▶ **Task brief**
From the listing that follows, extract every line and set it down unaltered.

-- BEGIN --

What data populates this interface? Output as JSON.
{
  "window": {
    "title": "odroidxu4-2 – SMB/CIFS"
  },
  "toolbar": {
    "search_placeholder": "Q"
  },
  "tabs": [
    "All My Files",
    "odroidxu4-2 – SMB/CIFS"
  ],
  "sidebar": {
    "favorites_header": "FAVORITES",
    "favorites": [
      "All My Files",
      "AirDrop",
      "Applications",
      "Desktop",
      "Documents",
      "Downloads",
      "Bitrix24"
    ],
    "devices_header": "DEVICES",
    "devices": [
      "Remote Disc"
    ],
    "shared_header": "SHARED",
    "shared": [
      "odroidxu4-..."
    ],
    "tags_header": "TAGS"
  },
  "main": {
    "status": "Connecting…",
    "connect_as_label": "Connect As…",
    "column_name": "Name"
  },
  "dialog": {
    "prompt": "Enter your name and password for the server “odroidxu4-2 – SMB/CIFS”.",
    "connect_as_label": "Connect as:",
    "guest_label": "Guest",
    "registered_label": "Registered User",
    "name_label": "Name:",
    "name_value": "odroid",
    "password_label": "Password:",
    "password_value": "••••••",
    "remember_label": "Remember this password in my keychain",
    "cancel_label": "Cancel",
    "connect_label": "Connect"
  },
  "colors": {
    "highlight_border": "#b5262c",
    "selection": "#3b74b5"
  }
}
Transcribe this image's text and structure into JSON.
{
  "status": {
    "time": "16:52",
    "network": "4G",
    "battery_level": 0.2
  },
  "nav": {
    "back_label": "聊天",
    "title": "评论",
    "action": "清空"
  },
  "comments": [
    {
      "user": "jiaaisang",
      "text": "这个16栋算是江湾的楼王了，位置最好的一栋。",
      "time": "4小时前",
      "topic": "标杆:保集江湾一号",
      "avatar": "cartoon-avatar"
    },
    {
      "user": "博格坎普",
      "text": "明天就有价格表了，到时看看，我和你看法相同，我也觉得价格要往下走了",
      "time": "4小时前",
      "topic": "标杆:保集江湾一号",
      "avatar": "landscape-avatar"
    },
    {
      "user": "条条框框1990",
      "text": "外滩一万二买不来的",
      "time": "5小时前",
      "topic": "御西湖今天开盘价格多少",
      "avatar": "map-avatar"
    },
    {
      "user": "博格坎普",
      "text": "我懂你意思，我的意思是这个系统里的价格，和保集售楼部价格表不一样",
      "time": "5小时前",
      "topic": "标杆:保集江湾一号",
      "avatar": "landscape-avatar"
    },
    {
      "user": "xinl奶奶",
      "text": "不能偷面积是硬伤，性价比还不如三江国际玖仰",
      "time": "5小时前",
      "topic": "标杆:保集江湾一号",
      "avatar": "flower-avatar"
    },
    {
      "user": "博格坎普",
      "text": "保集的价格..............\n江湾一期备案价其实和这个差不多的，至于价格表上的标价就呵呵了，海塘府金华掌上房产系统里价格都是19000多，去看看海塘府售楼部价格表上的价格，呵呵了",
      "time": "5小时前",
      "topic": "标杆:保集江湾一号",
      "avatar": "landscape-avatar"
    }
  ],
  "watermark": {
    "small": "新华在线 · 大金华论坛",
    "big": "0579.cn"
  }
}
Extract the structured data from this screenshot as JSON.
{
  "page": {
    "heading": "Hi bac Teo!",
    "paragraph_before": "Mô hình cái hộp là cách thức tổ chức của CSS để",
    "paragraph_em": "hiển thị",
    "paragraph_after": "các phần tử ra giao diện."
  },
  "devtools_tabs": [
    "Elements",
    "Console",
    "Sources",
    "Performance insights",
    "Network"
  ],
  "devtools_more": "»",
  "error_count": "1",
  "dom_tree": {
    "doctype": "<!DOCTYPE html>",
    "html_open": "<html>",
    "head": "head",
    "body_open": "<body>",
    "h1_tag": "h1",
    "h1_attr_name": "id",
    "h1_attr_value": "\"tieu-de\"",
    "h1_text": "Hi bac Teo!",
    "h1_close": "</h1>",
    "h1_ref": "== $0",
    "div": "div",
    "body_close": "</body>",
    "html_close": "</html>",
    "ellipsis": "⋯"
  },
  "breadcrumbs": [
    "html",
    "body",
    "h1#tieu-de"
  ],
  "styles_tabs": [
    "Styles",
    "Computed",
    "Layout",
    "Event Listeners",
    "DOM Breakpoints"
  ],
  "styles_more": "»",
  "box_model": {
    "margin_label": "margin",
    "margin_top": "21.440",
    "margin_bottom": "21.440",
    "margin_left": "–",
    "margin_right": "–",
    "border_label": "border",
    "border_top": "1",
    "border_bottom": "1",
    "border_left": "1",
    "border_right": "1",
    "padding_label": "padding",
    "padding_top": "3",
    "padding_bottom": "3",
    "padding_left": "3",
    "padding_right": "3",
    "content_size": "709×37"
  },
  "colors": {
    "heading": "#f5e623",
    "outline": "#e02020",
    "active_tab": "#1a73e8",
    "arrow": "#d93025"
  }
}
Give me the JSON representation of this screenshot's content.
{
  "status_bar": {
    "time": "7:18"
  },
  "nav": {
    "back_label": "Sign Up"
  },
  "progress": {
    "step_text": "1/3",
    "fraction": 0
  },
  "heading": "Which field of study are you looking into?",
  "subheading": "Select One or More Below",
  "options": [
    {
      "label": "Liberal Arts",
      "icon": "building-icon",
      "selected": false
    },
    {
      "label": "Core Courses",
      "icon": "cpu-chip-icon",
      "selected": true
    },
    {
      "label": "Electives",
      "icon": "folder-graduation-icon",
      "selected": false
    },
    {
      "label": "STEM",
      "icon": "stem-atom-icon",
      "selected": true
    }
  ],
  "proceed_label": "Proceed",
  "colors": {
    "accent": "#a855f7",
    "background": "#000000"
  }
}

-- END --

▶ **Response for this exercise**
What data populates this interface? Output as JSON.
{
  "window": {
    "title": "odroidxu4-2 – SMB/CIFS"
  },
  "toolbar": {
    "search_placeholder": "Q"
  },
  "tabs": [
    "All My Files",
    "odroidxu4-2 – SMB/CIFS"
  ],
  "sidebar": {
    "favorites_header": "FAVORITES",
    "favorites": [
      "All My Files",
      "AirDrop",
      "Applications",
      "Desktop",
      "Documents",
      "Downloads",
      "Bitrix24"
    ],
    "devices_header": "DEVICES",
    "devices": [
      "Remote Disc"
    ],
    "shared_header": "SHARED",
    "shared": [
      "odroidxu4-..."
    ],
    "tags_header": "TAGS"
  },
  "main": {
    "status": "Connecting…",
    "connect_as_label": "Connect As…",
    "column_name": "Name"
  },
  "dialog": {
    "prompt": "Enter your name and password for the server “odroidxu4-2 – SMB/CIFS”.",
    "connect_as_label": "Connect as:",
    "guest_label": "Guest",
    "registered_label": "Registered User",
    "name_label": "Name:",
    "name_value": "odroid",
    "password_label": "Password:",
    "password_value": "••••••",
    "remember_label": "Remember this password in my keychain",
    "cancel_label": "Cancel",
    "connect_label": "Connect"
  },
  "colors": {
    "highlight_border": "#b5262c",
    "selection": "#3b74b5"
  }
}
Transcribe this image's text and structure into JSON.
{
  "status": {
    "time": "16:52",
    "network": "4G",
    "battery_level": 0.2
  },
  "nav": {
    "back_label": "聊天",
    "title": "评论",
    "action": "清空"
  },
  "comments": [
    {
      "user": "jiaaisang",
      "text": "这个16栋算是江湾的楼王了，位置最好的一栋。",
      "time": "4小时前",
      "topic": "标杆:保集江湾一号",
      "avatar": "cartoon-avatar"
    },
    {
      "user": "博格坎普",
      "text": "明天就有价格表了，到时看看，我和你看法相同，我也觉得价格要往下走了",
      "time": "4小时前",
      "topic": "标杆:保集江湾一号",
      "avatar": "landscape-avatar"
    },
    {
      "user": "条条框框1990",
      "text": "外滩一万二买不来的",
      "time": "5小时前",
      "topic": "御西湖今天开盘价格多少",
      "avatar": "map-avatar"
    },
    {
      "user": "博格坎普",
      "text": "我懂你意思，我的意思是这个系统里的价格，和保集售楼部价格表不一样",
      "time": "5小时前",
      "topic": "标杆:保集江湾一号",
      "avatar": "landscape-avatar"
    },
    {
      "user": "xinl奶奶",
      "text": "不能偷面积是硬伤，性价比还不如三江国际玖仰",
      "time": "5小时前",
      "topic": "标杆:保集江湾一号",
      "avatar": "flower-avatar"
    },
    {
      "user": "博格坎普",
      "text": "保集的价格..............\n江湾一期备案价其实和这个差不多的，至于价格表上的标价就呵呵了，海塘府金华掌上房产系统里价格都是19000多，去看看海塘府售楼部价格表上的价格，呵呵了",
      "time": "5小时前",
      "topic": "标杆:保集江湾一号",
      "avatar": "landscape-avatar"
    }
  ],
  "watermark": {
    "small": "新华在线 · 大金华论坛",
    "big": "0579.cn"
  }
}
Extract the structured data from this screenshot as JSON.
{
  "page": {
    "heading": "Hi bac Teo!",
    "paragraph_before": "Mô hình cái hộp là cách thức tổ chức của CSS để",
    "paragraph_em": "hiển thị",
    "paragraph_after": "các phần tử ra giao diện."
  },
  "devtools_tabs": [
    "Elements",
    "Console",
    "Sources",
    "Performance insights",
    "Network"
  ],
  "devtools_more": "»",
  "error_count": "1",
  "dom_tree": {
    "doctype": "<!DOCTYPE html>",
    "html_open": "<html>",
    "head": "head",
    "body_open": "<body>",
    "h1_tag": "h1",
    "h1_attr_name": "id",
    "h1_attr_value": "\"tieu-de\"",
    "h1_text": "Hi bac Teo!",
    "h1_close": "</h1>",
    "h1_ref": "== $0",
    "div": "div",
    "body_close": "</body>",
    "html_close": "</html>",
    "ellipsis": "⋯"
  },
  "breadcrumbs": [
    "html",
    "body",
    "h1#tieu-de"
  ],
  "styles_tabs": [
    "Styles",
    "Computed",
    "Layout",
    "Event Listeners",
    "DOM Breakpoints"
  ],
  "styles_more": "»",
  "box_model": {
    "margin_label": "margin",
    "margin_top": "21.440",
    "margin_bottom": "21.440",
    "margin_left": "–",
    "margin_right": "–",
    "border_label": "border",
    "border_top": "1",
    "border_bottom": "1",
    "border_left": "1",
    "border_right": "1",
    "padding_label": "padding",
    "padding_top": "3",
    "padding_bottom": "3",
    "padding_left": "3",
    "padding_right": "3",
    "content_size": "709×37"
  },
  "colors": {
    "heading": "#f5e623",
    "outline": "#e02020",
    "active_tab": "#1a73e8",
    "arrow": "#d93025"
  }
}
Give me the JSON representation of this screenshot's content.
{
  "status_bar": {
    "time": "7:18"
  },
  "nav": {
    "back_label": "Sign Up"
  },
  "progress": {
    "step_text": "1/3",
    "fraction": 0
  },
  "heading": "Which field of study are you looking into?",
  "subheading": "Select One or More Below",
  "options": [
    {
      "label": "Liberal Arts",
      "icon": "building-icon",
      "selected": false
    },
    {
      "label": "Core Courses",
      "icon": "cpu-chip-icon",
      "selected": true
    },
    {
      "label": "Electives",
      "icon": "folder-graduation-icon",
      "selected": false
    },
    {
      "label": "STEM",
      "icon": "stem-atom-icon",
      "selected": true
    }
  ],
  "proceed_label": "Proceed",
  "colors": {
    "accent": "#a855f7",
    "background": "#000000"
  }
}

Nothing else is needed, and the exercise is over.